• WHAT YOU WILL DO: Reproduce the records verbatim, starting from the line containing "Patent image size: (1172, 1020)." and running through the line containing "The cavity 36 is at (910, 242).", with both of those lines included.

• RECORD LIST:
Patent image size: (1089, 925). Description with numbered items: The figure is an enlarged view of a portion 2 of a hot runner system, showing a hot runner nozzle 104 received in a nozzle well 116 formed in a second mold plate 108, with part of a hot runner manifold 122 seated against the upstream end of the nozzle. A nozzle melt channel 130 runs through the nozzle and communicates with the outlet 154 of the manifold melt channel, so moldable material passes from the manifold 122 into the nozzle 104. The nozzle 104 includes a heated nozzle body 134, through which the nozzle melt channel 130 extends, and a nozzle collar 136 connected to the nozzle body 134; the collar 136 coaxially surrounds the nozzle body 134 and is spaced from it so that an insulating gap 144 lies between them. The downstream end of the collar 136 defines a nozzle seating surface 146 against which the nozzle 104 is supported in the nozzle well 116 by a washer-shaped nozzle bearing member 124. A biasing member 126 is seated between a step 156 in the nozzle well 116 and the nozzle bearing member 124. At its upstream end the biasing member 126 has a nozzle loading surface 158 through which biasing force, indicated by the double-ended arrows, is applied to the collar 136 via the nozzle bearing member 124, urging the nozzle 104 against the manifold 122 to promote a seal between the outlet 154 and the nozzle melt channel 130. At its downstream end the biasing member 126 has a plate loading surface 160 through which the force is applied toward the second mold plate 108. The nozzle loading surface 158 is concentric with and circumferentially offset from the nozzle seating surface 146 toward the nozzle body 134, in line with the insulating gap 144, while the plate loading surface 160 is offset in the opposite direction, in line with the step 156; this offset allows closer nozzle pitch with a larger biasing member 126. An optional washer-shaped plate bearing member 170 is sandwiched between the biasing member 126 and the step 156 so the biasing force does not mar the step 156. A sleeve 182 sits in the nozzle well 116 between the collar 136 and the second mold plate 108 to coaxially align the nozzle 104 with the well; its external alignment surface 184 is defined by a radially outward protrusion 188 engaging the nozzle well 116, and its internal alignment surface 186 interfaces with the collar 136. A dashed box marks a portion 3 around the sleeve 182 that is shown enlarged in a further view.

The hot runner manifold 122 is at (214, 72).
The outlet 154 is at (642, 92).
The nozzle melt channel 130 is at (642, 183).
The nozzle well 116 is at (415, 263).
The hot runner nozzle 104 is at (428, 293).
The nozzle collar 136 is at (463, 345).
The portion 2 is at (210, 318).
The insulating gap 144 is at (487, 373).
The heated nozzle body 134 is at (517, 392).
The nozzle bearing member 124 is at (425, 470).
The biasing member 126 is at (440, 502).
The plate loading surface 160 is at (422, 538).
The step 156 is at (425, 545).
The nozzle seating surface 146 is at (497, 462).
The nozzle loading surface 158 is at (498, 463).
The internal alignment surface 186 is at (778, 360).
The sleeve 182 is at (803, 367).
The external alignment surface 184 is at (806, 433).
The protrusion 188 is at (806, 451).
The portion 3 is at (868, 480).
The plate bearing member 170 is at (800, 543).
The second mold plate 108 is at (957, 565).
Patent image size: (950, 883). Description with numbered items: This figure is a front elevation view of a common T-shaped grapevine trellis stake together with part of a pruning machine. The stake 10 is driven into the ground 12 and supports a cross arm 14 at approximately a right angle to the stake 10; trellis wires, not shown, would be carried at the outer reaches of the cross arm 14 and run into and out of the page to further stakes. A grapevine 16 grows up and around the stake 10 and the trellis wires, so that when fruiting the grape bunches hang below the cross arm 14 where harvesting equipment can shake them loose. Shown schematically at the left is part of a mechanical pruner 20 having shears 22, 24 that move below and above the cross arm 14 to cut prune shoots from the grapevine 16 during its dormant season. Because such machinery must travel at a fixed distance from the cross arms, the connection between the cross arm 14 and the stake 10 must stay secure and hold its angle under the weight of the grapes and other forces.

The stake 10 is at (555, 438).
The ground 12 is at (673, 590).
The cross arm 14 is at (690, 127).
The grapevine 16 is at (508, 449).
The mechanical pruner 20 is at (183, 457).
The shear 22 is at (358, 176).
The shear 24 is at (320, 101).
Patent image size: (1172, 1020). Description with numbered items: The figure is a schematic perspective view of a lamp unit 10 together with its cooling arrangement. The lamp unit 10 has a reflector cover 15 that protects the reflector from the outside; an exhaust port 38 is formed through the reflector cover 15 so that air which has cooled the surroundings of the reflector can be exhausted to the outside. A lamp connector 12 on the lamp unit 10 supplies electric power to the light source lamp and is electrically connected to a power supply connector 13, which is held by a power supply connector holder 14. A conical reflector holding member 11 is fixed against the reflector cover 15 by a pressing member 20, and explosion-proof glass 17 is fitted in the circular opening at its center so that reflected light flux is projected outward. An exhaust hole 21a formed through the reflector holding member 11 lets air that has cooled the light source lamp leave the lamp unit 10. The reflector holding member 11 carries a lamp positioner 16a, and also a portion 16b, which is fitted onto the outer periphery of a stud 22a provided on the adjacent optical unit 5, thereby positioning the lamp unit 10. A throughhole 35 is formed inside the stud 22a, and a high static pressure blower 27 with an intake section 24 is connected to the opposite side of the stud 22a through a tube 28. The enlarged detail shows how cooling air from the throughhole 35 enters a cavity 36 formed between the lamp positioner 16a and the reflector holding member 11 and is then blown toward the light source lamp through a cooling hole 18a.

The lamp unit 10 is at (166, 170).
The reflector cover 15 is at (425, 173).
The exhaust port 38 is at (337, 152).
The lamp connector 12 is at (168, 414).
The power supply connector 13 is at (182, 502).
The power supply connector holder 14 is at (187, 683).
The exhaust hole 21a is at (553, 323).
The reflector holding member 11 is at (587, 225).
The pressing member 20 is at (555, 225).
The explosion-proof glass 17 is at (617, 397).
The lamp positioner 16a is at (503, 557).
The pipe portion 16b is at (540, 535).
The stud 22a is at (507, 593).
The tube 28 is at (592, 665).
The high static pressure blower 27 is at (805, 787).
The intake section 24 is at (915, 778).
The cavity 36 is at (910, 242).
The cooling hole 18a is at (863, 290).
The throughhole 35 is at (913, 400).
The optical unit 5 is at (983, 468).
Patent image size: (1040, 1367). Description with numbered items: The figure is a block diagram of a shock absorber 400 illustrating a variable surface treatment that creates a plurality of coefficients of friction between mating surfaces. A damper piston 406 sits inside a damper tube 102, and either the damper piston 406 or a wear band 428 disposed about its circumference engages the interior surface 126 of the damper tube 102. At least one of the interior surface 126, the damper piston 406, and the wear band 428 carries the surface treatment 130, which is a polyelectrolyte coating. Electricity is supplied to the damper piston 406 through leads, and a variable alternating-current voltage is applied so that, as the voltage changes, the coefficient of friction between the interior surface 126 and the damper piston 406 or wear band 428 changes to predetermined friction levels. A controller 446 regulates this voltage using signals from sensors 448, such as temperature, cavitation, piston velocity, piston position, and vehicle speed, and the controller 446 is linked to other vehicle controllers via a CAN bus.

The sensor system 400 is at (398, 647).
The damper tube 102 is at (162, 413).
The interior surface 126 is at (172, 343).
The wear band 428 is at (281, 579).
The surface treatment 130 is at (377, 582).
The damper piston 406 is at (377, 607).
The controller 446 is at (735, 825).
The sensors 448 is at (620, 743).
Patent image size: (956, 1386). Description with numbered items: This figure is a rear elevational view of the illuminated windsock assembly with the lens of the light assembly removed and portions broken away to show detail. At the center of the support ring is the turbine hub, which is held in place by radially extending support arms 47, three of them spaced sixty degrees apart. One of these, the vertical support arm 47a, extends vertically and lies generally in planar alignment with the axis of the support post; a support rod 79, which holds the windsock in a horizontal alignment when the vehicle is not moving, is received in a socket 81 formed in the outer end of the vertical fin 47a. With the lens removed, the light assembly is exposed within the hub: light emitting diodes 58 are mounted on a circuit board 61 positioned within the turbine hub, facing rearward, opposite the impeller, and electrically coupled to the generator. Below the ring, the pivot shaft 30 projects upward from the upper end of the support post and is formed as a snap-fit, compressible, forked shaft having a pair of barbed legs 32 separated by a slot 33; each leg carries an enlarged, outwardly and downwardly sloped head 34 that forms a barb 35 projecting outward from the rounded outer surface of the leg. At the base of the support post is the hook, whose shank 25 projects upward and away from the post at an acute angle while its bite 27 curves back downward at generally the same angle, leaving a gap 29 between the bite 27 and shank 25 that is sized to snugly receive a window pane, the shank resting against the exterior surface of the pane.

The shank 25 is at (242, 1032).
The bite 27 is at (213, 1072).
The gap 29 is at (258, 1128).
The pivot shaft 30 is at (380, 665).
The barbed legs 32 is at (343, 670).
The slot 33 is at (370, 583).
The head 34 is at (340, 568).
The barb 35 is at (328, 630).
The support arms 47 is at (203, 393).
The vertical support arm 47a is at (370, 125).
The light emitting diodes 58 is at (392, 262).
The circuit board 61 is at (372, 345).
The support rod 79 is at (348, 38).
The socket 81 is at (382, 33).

• SOLUTION FOR THIS PROBLEM:
Patent image size: (1172, 1020). Description with numbered items: The figure is a schematic perspective view of a lamp unit 10 together with its cooling arrangement. The lamp unit 10 has a reflector cover 15 that protects the reflector from the outside; an exhaust port 38 is formed through the reflector cover 15 so that air which has cooled the surroundings of the reflector can be exhausted to the outside. A lamp connector 12 on the lamp unit 10 supplies electric power to the light source lamp and is electrically connected to a power supply connector 13, which is held by a power supply connector holder 14. A conical reflector holding member 11 is fixed against the reflector cover 15 by a pressing member 20, and explosion-proof glass 17 is fitted in the circular opening at its center so that reflected light flux is projected outward. An exhaust hole 21a formed through the reflector holding member 11 lets air that has cooled the light source lamp leave the lamp unit 10. The reflector holding member 11 carries a lamp positioner 16a, and also a portion 16b, which is fitted onto the outer periphery of a stud 22a provided on the adjacent optical unit 5, thereby positioning the lamp unit 10. A throughhole 35 is formed inside the stud 22a, and a high static pressure blower 27 with an intake section 24 is connected to the opposite side of the stud 22a through a tube 28. The enlarged detail shows how cooling air from the throughhole 35 enters a cavity 36 formed between the lamp positioner 16a and the reflector holding member 11 and is then blown toward the light source lamp through a cooling hole 18a.

The lamp unit 10 is at (166, 170).
The reflector cover 15 is at (425, 173).
The exhaust port 38 is at (337, 152).
The lamp connector 12 is at (168, 414).
The power supply connector 13 is at (182, 502).
The power supply connector holder 14 is at (187, 683).
The exhaust hole 21a is at (553, 323).
The reflector holding member 11 is at (587, 225).
The pressing member 20 is at (555, 225).
The explosion-proof glass 17 is at (617, 397).
The lamp positioner 16a is at (503, 557).
The pipe portion 16b is at (540, 535).
The stud 22a is at (507, 593).
The tube 28 is at (592, 665).
The high static pressure blower 27 is at (805, 787).
The intake section 24 is at (915, 778).
The cavity 36 is at (910, 242).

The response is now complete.